[Entries from a dataset]
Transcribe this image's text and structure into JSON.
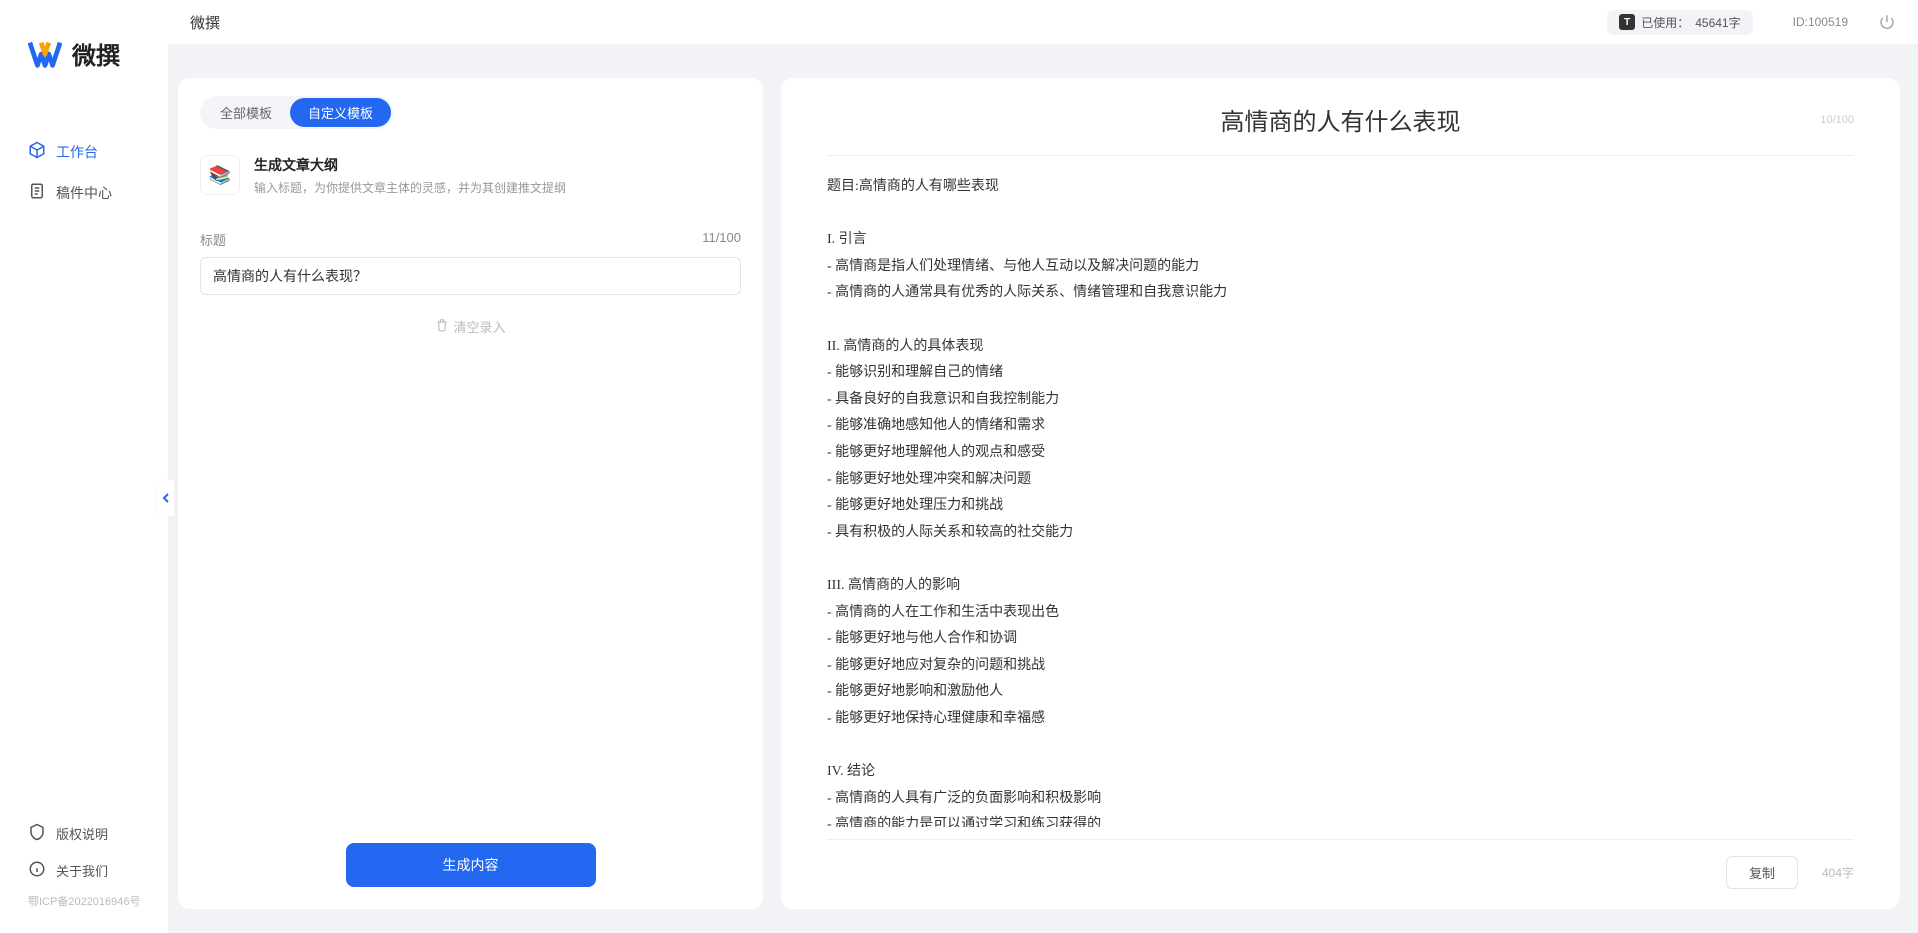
{
  "app": {
    "name": "微撰",
    "title": "微撰"
  },
  "sidebar": {
    "nav": [
      {
        "label": "工作台",
        "icon": "cube"
      },
      {
        "label": "稿件中心",
        "icon": "doc"
      }
    ],
    "footer": [
      {
        "label": "版权说明",
        "icon": "shield"
      },
      {
        "label": "关于我们",
        "icon": "info"
      }
    ],
    "icp": "鄂ICP备2022016946号"
  },
  "topbar": {
    "usage_label": "已使用：",
    "usage_value": "45641字",
    "badge_letter": "T",
    "id_label": "ID:100519"
  },
  "tabs": {
    "all": "全部模板",
    "custom": "自定义模板"
  },
  "template": {
    "title": "生成文章大纲",
    "desc": "输入标题，为你提供文章主体的灵感，并为其创建推文提纲",
    "icon_glyph": "📚"
  },
  "form": {
    "label": "标题",
    "counter": "11/100",
    "value": "高情商的人有什么表现？",
    "clear_text": "清空录入"
  },
  "actions": {
    "generate": "生成内容",
    "copy": "复制"
  },
  "output": {
    "title": "高情商的人有什么表现",
    "title_count": "10/100",
    "char_count": "404字",
    "body": "题目:高情商的人有哪些表现\n\nI. 引言\n- 高情商是指人们处理情绪、与他人互动以及解决问题的能力\n- 高情商的人通常具有优秀的人际关系、情绪管理和自我意识能力\n\nII. 高情商的人的具体表现\n- 能够识别和理解自己的情绪\n- 具备良好的自我意识和自我控制能力\n- 能够准确地感知他人的情绪和需求\n- 能够更好地理解他人的观点和感受\n- 能够更好地处理冲突和解决问题\n- 能够更好地处理压力和挑战\n- 具有积极的人际关系和较高的社交能力\n\nIII. 高情商的人的影响\n- 高情商的人在工作和生活中表现出色\n- 能够更好地与他人合作和协调\n- 能够更好地应对复杂的问题和挑战\n- 能够更好地影响和激励他人\n- 能够更好地保持心理健康和幸福感\n\nIV. 结论\n- 高情商的人具有广泛的负面影响和积极影响\n- 高情商的能力是可以通过学习和练习获得的\n- 培养和提高高情商的能力对于个人的职业发展和生活质量至关重要。"
  }
}
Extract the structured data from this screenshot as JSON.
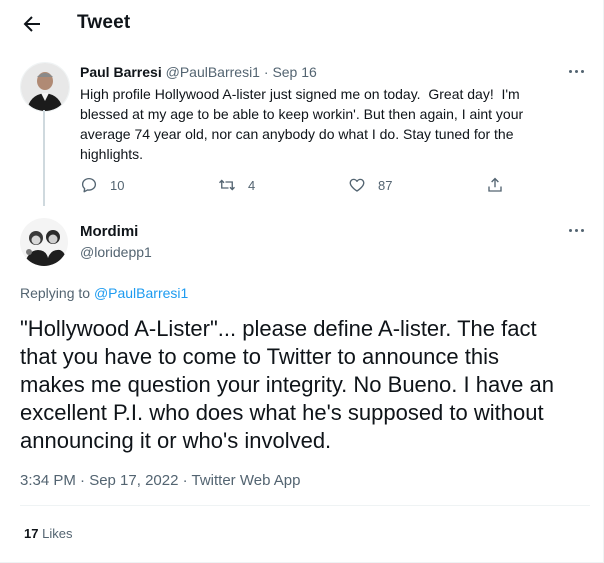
{
  "header": {
    "title": "Tweet",
    "back_icon": "arrow-left-icon"
  },
  "parent_tweet": {
    "author_name": "Paul Barresi",
    "author_handle": "@PaulBarresi1",
    "separator": "·",
    "date": "Sep 16",
    "text": "High profile Hollywood A-lister just signed me on today.  Great day!  I'm\nblessed at my age to be able to keep workin'. But then again, I aint your\naverage 74 year old, nor can anybody do what I do. Stay tuned for the\nhighlights.",
    "replies": "10",
    "retweets": "4",
    "likes": "87"
  },
  "reply_tweet": {
    "author_name": "Mordimi",
    "author_handle": "@loridepp1",
    "replying_prefix": "Replying to",
    "replying_to": "@PaulBarresi1",
    "text": "\"Hollywood A-Lister\"... please define A-lister. The fact\nthat you have to come to Twitter to announce this\nmakes me question your integrity. No Bueno. I have an\nexcellent P.I. who does what he's supposed to without\nannouncing it or who's involved.",
    "meta": "3:34 PM · Sep 17, 2022 · Twitter Web App",
    "likes_count": "17",
    "likes_label": "Likes"
  },
  "colors": {
    "accent": "#1d9bf0",
    "text_primary": "#0f1419",
    "text_secondary": "#536471",
    "thread_line": "#cfd9de"
  }
}
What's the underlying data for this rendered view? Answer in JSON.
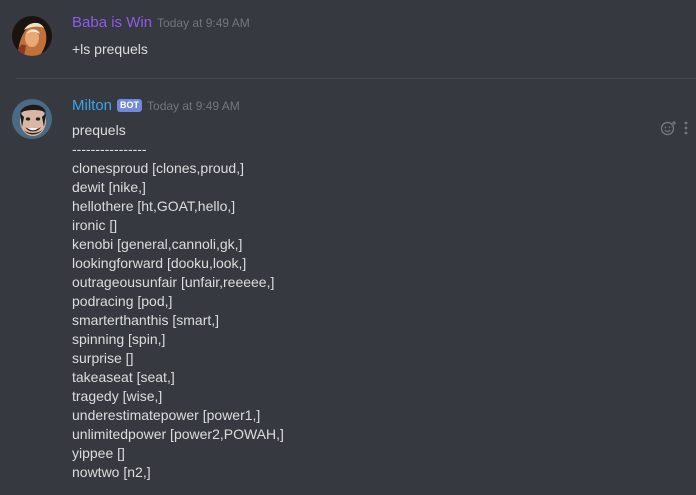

# Written exercise:
Drop the images and repeat the data exactly.

# Problem solution:
Transcribe this image's text and structure into JSON.
{
  "app": {
    "name": "微撰",
    "title": "微撰"
  },
  "sidebar": {
    "nav": [
      {
        "label": "工作台",
        "icon": "cube"
      },
      {
        "label": "稿件中心",
        "icon": "doc"
      }
    ],
    "footer": [
      {
        "label": "版权说明",
        "icon": "shield"
      },
      {
        "label": "关于我们",
        "icon": "info"
      }
    ],
    "icp": "鄂ICP备2022016946号"
  },
  "topbar": {
    "usage_label": "已使用：",
    "usage_value": "45641字",
    "badge_letter": "T",
    "id_label": "ID:100519"
  },
  "tabs": {
    "all": "全部模板",
    "custom": "自定义模板"
  },
  "template": {
    "title": "生成文章大纲",
    "desc": "输入标题，为你提供文章主体的灵感，并为其创建推文提纲",
    "icon_glyph": "📚"
  },
  "form": {
    "label": "标题",
    "counter": "11/100",
    "value": "高情商的人有什么表现？",
    "clear_text": "清空录入"
  },
  "actions": {
    "generate": "生成内容",
    "copy": "复制"
  },
  "output": {
    "title": "高情商的人有什么表现",
    "title_count": "10/100",
    "char_count": "404字",
    "body": "题目:高情商的人有哪些表现\n\nI. 引言\n- 高情商是指人们处理情绪、与他人互动以及解决问题的能力\n- 高情商的人通常具有优秀的人际关系、情绪管理和自我意识能力\n\nII. 高情商的人的具体表现\n- 能够识别和理解自己的情绪\n- 具备良好的自我意识和自我控制能力\n- 能够准确地感知他人的情绪和需求\n- 能够更好地理解他人的观点和感受\n- 能够更好地处理冲突和解决问题\n- 能够更好地处理压力和挑战\n- 具有积极的人际关系和较高的社交能力\n\nIII. 高情商的人的影响\n- 高情商的人在工作和生活中表现出色\n- 能够更好地与他人合作和协调\n- 能够更好地应对复杂的问题和挑战\n- 能够更好地影响和激励他人\n- 能够更好地保持心理健康和幸福感\n\nIV. 结论\n- 高情商的人具有广泛的负面影响和积极影响\n- 高情商的能力是可以通过学习和练习获得的\n- 培养和提高高情商的能力对于个人的职业发展和生活质量至关重要。"
  }
}
Extract the structured data from this screenshot as JSON.
{
  "header": {
    "title": "Tweet",
    "back_icon": "arrow-left-icon"
  },
  "parent_tweet": {
    "author_name": "Paul Barresi",
    "author_handle": "@PaulBarresi1",
    "separator": "·",
    "date": "Sep 16",
    "text": "High profile Hollywood A-lister just signed me on today.  Great day!  I'm\nblessed at my age to be able to keep workin'. But then again, I aint your\naverage 74 year old, nor can anybody do what I do. Stay tuned for the\nhighlights.",
    "replies": "10",
    "retweets": "4",
    "likes": "87"
  },
  "reply_tweet": {
    "author_name": "Mordimi",
    "author_handle": "@loridepp1",
    "replying_prefix": "Replying to",
    "replying_to": "@PaulBarresi1",
    "text": "\"Hollywood A-Lister\"... please define A-lister. The fact\nthat you have to come to Twitter to announce this\nmakes me question your integrity. No Bueno. I have an\nexcellent P.I. who does what he's supposed to without\nannouncing it or who's involved.",
    "meta": "3:34 PM · Sep 17, 2022 · Twitter Web App",
    "likes_count": "17",
    "likes_label": "Likes"
  },
  "colors": {
    "accent": "#1d9bf0",
    "text_primary": "#0f1419",
    "text_secondary": "#536471",
    "thread_line": "#cfd9de"
  }
}
What's the underlying data for this rendered view? Answer in JSON.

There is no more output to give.